#### Verilen metin

_ _ _

Piyon Hareketleri
Murat Yetkin 'Kapalı Kapılar Ardında' bi yazı yazmış dün.
Kosova'nın bağımsızlığından giriyor, Gazprom'dan çıkıyor. O kadar çok madde, o denli hülasalanmış ki; benim gibi Sıradan Okur kapıların ardında kalıyor hakikaten.
Ama Dünya; yuvarlak ve büyük bir top, Amerikalılar Afganistan'da onlar için 'savaşmamızı' istiyorlar. Karşılığında PKK liderlerini derdest edip verecekler.
Bizlere ancak böyle 1 Evlere Servis hizmeti verilirse, 'yakalamış' oluyoruz birilerini.
E tabii, Evlere Servis pahalı bir 'şey'. Karşılığını vermen gerekiyor. Kimi zaman da, çoğu zaman da Karşılık, aldığın 'şeyden' çok daha pahalı, geçtim pahalıyı, çözümsüzlüğe/tıkanıklığa/sahteciliğe dair bir 'şey' oluyor.
Ve fakat 30 yıllık İÇ SAVAŞın sonunda anladığım: bizlere (Türklere yani) her yol mübah. BARIŞ DIŞINDA.
Barışı getirmenin yolları var, yöntemleri var.
Onları YOK saydığımız sürece savaşmaya ve Türk-Kürt evlatlarımızı kaybetmeye devam edeceğiz.
Ama tercih bu yönde: Aman barış gelmesin de, bizler kulağımızı tersten göstererek, Amerikalılarla pazarlık kuyularında debelenmeye devam edelim. Ne güzel!
'Genç Subaylar' olduğu iddia edilen grubun, o bitmez tükenmez anti-emperyalist söylemlerine diyelim yakışıyor mu bunlar? Oluyor mu yani?
Yok ama, Ordu'ya her şey mübah.
Ordudaysan da her şey mübah.
Söyleminle eyleminin örtüşmesi gibi fuzulilikler Ordu'yu da, mensuplarını da bağlamaz.
Savaş Koşulları!
İnternet sitende atıp tutacaksın, nerdeyse 70'ler solcu/devrimcilerin dilini kullanacaksın- Amerika'yla Yakın Âlâkalar'a gelince: bilmiyorum, yurdumuzda Askeriye'den daha yakın bir kurum var mıdır Amerika'yla?
Şimdilerde işte haldır huldur pazarlık yürütmekteyiz.
Ne güzel, ne onurlu, ne tutarlı!

_ _ _

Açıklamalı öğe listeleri
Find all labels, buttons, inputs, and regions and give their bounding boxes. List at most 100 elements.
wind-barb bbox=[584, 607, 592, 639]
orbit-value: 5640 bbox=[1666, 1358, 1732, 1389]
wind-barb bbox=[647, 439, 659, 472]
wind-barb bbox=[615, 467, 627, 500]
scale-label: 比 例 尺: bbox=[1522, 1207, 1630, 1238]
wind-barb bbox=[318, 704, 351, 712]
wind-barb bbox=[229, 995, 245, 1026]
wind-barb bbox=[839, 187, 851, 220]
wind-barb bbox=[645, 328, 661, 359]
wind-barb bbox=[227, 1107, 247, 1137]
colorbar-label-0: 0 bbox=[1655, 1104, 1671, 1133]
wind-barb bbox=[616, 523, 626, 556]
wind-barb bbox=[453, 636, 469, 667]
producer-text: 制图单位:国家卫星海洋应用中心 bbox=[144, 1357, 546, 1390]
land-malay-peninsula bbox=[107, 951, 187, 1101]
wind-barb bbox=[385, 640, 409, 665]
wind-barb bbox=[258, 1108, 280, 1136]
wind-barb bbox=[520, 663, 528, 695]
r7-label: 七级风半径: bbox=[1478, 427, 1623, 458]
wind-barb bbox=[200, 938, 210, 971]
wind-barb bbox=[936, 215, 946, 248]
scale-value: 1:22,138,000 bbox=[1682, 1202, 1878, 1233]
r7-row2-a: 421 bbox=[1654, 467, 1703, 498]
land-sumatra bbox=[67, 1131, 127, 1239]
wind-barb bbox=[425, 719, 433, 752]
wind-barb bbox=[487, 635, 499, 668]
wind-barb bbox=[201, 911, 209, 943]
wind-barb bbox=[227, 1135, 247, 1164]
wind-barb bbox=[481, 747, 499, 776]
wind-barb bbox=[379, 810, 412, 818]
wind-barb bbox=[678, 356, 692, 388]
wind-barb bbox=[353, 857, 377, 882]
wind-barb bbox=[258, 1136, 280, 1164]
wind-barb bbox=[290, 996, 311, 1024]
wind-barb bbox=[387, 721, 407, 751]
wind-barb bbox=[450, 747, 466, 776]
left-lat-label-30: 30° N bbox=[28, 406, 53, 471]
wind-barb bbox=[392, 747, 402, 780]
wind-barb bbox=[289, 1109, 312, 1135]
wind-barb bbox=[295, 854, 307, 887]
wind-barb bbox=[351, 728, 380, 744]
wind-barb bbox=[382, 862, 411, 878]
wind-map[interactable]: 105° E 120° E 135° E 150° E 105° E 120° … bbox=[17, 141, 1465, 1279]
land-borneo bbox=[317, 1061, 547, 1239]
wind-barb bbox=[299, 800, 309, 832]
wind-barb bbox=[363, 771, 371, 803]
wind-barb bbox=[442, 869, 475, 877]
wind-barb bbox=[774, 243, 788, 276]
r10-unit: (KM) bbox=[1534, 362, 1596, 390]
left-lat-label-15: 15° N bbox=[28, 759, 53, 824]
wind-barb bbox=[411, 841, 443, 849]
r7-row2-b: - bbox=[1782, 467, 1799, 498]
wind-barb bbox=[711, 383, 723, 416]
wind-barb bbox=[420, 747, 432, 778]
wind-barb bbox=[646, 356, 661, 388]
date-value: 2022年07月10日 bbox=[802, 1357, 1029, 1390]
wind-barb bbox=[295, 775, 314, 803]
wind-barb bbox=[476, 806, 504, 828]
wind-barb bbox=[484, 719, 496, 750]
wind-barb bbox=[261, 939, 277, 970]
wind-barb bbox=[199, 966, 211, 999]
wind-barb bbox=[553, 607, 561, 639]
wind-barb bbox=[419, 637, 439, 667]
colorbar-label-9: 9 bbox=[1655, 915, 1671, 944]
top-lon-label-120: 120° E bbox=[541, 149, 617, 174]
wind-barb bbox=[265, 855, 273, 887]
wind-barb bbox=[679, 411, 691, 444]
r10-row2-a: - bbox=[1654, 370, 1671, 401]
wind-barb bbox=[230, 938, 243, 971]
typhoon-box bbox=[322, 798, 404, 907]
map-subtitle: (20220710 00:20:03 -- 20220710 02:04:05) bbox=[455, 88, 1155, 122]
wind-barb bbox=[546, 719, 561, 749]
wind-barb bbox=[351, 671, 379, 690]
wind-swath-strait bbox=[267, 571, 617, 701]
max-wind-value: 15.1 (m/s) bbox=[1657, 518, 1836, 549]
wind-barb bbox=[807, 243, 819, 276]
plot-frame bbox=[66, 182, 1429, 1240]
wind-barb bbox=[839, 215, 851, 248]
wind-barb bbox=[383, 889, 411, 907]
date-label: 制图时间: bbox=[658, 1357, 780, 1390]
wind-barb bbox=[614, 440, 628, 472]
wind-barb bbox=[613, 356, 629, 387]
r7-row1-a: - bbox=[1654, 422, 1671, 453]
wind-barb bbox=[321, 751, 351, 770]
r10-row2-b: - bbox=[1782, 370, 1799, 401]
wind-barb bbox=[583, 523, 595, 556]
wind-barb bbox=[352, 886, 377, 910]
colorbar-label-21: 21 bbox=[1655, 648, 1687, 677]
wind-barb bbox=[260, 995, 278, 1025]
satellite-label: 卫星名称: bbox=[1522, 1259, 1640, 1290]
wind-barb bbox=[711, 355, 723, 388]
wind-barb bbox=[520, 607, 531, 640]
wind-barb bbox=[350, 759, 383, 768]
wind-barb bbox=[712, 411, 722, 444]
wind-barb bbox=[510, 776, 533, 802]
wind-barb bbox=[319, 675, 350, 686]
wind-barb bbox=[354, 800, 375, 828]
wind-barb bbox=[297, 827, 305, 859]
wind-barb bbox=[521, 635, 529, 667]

_ _ _

#### Verilen görev 1
Verilen metne göre Amerikalılar, Afganistan'da kendileri için savaşılmasının karşılığında ne yapacaklar?
#### Verilen görev 2
Verilen metinde adı geçen ülkelerin tamamını sıralayın.

#### Alıştırma cevabı 1
PKK liderlerini derdest edip verecekler.

#### Alıştırma cevabı 2
Kosova, Afganistan, Amerika